**Exercise requirements:** Lines that contain the string "this" are to be copied; leave out all others.

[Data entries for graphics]
## START
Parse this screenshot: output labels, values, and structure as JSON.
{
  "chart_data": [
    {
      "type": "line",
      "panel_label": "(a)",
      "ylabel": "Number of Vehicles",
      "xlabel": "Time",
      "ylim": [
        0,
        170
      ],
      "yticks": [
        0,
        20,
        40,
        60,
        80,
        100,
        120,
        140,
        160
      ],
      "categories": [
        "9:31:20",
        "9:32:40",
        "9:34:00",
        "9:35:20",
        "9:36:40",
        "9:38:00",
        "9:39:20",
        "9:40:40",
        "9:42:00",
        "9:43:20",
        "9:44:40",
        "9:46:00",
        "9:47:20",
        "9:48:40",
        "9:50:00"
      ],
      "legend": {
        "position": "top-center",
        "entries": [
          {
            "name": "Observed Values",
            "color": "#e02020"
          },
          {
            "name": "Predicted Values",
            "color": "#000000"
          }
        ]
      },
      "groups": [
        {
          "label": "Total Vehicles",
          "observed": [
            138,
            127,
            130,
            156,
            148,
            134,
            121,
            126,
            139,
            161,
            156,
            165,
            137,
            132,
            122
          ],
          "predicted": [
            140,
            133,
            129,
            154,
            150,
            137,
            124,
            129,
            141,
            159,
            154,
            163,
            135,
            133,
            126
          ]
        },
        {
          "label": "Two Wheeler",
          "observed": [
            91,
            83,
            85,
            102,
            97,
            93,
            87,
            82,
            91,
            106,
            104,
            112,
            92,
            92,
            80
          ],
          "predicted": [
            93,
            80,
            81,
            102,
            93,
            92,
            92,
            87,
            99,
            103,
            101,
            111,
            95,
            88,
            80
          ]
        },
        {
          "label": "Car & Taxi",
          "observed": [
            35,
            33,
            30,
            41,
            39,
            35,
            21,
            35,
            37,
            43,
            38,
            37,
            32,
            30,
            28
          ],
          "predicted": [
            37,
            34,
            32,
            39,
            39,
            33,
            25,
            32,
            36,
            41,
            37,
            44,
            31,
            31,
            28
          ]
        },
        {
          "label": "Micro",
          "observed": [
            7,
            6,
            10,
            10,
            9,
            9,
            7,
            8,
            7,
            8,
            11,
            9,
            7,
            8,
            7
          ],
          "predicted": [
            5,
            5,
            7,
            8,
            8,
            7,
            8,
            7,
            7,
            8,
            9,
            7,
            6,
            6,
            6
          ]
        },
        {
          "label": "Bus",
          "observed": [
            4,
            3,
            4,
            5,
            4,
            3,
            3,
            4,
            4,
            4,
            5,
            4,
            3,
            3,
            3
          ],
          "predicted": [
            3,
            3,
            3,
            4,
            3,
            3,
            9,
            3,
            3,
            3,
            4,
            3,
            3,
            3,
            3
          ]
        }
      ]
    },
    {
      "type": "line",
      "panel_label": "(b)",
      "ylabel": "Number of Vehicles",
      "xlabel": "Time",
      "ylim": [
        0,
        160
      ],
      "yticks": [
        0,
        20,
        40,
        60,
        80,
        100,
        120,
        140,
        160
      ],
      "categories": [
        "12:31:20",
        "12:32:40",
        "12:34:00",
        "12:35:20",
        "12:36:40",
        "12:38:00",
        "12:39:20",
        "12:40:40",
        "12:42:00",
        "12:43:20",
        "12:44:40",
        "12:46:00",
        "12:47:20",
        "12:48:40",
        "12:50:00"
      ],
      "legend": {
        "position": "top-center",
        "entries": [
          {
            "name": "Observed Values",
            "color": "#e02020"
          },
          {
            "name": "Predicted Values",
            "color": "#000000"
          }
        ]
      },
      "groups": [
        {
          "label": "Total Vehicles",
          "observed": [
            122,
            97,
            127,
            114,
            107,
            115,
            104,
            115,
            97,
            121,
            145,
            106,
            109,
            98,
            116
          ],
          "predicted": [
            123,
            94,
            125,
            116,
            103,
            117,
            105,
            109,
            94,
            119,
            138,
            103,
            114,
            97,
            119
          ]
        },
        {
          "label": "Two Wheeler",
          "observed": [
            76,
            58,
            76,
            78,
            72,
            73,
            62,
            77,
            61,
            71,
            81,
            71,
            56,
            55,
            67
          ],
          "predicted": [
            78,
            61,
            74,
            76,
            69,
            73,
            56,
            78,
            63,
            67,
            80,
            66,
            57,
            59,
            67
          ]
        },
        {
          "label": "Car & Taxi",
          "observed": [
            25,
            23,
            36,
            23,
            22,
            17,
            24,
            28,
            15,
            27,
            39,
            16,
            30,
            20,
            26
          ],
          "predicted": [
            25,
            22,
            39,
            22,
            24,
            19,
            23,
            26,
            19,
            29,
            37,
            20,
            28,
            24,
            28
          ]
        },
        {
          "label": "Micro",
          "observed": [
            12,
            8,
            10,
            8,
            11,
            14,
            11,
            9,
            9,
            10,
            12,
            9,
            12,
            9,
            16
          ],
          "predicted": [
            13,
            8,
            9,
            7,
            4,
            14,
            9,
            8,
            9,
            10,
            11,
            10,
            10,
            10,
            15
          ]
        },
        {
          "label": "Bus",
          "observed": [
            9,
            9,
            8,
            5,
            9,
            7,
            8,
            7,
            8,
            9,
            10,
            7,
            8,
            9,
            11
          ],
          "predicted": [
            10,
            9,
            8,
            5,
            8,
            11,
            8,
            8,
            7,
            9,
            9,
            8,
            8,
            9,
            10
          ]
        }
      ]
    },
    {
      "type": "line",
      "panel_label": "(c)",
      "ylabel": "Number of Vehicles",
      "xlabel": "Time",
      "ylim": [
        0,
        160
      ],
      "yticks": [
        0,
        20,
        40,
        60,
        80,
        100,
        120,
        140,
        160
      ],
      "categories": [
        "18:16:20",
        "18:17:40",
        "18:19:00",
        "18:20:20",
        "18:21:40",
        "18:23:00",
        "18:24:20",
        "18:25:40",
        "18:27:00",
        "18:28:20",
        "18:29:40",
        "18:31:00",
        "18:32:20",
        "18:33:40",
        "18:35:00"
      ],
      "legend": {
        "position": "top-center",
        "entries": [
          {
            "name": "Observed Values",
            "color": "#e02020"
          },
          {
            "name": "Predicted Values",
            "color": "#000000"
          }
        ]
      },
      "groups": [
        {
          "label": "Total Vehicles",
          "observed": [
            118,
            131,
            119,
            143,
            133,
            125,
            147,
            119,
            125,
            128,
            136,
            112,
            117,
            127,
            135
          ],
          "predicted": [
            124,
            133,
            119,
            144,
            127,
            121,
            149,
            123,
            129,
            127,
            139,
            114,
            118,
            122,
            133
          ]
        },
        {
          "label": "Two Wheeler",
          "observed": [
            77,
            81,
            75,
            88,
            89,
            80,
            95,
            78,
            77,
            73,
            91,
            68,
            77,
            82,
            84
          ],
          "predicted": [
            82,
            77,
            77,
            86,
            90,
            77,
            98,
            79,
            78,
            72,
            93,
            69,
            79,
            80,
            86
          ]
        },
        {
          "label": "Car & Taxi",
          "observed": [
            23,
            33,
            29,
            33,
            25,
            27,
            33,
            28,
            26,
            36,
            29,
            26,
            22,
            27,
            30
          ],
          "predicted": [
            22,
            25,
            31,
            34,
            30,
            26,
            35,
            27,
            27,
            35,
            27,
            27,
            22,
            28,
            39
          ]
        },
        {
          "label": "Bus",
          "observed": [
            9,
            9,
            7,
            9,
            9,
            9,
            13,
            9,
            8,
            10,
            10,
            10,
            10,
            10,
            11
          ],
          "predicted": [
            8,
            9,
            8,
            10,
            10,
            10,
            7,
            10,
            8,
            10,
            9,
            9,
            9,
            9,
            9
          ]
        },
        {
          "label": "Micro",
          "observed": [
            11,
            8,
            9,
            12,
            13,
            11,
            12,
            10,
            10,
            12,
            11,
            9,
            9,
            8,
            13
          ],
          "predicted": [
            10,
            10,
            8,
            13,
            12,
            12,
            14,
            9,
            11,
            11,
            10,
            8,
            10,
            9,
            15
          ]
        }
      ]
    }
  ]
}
## END
## START
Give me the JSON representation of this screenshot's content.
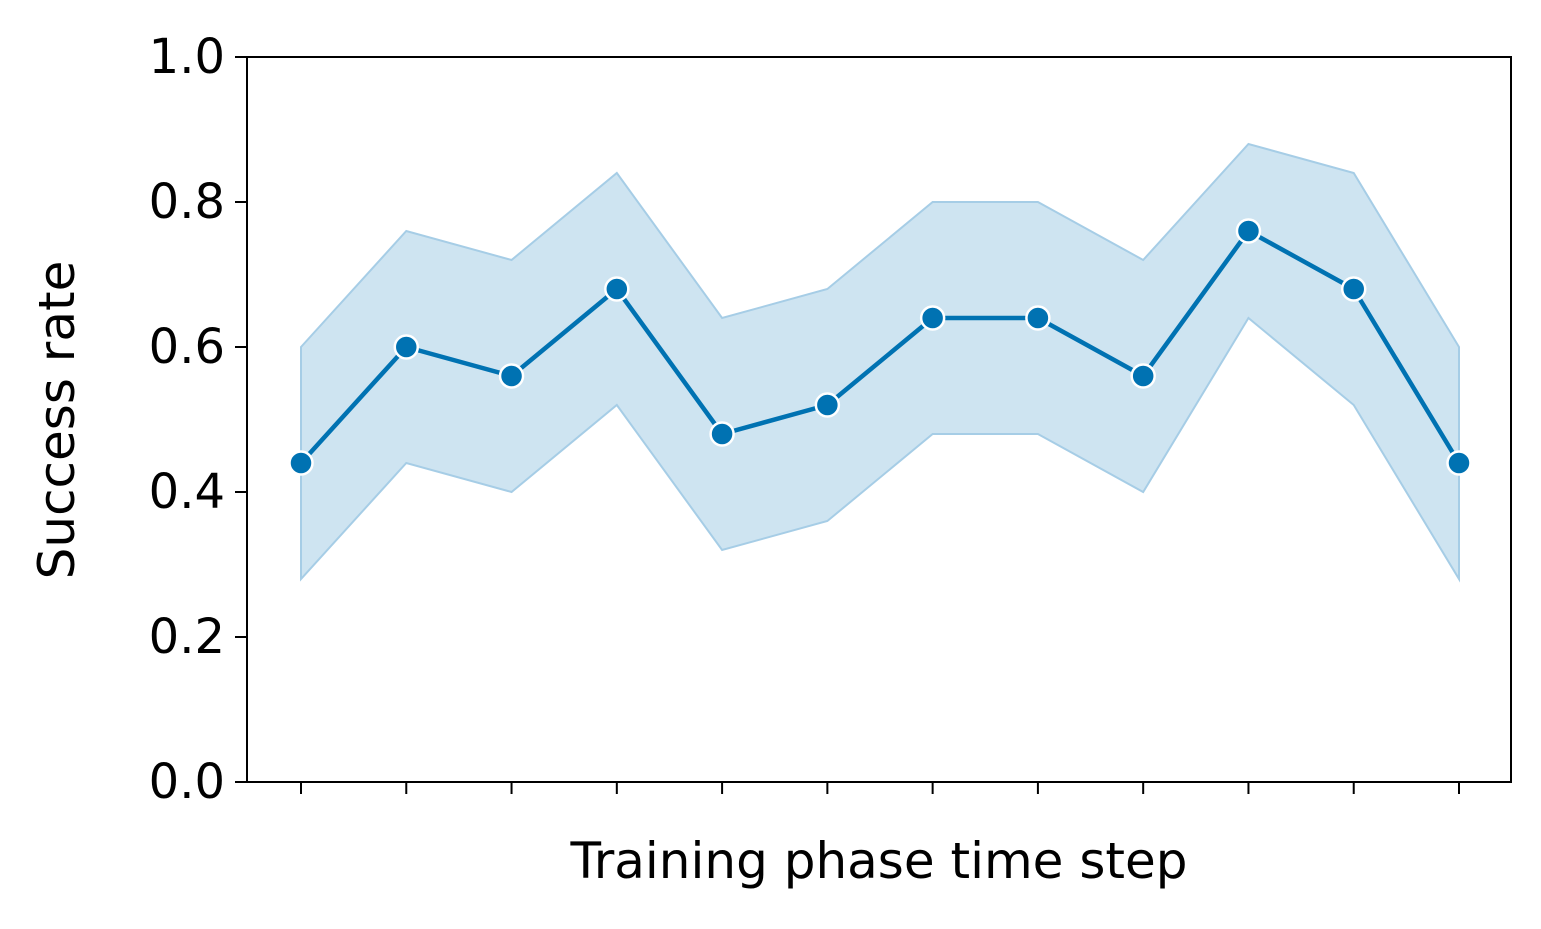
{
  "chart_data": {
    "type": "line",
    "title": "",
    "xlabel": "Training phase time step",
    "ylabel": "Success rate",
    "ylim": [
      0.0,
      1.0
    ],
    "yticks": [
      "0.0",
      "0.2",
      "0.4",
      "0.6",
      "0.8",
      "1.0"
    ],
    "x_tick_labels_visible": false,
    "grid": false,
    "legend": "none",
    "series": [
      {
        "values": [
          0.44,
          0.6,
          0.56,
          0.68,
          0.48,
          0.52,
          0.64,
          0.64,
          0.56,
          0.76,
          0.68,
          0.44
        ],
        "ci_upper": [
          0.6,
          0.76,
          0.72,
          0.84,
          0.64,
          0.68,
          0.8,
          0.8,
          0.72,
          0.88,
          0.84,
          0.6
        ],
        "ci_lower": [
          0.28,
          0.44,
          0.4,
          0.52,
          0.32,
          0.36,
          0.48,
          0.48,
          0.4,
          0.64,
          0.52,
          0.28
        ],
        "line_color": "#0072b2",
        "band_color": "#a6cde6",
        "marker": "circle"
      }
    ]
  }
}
## END
**Complete output:**
Parse this screenshot: output labels, values, and structure as JSON.
Give me the JSON representation of this screenshot's content.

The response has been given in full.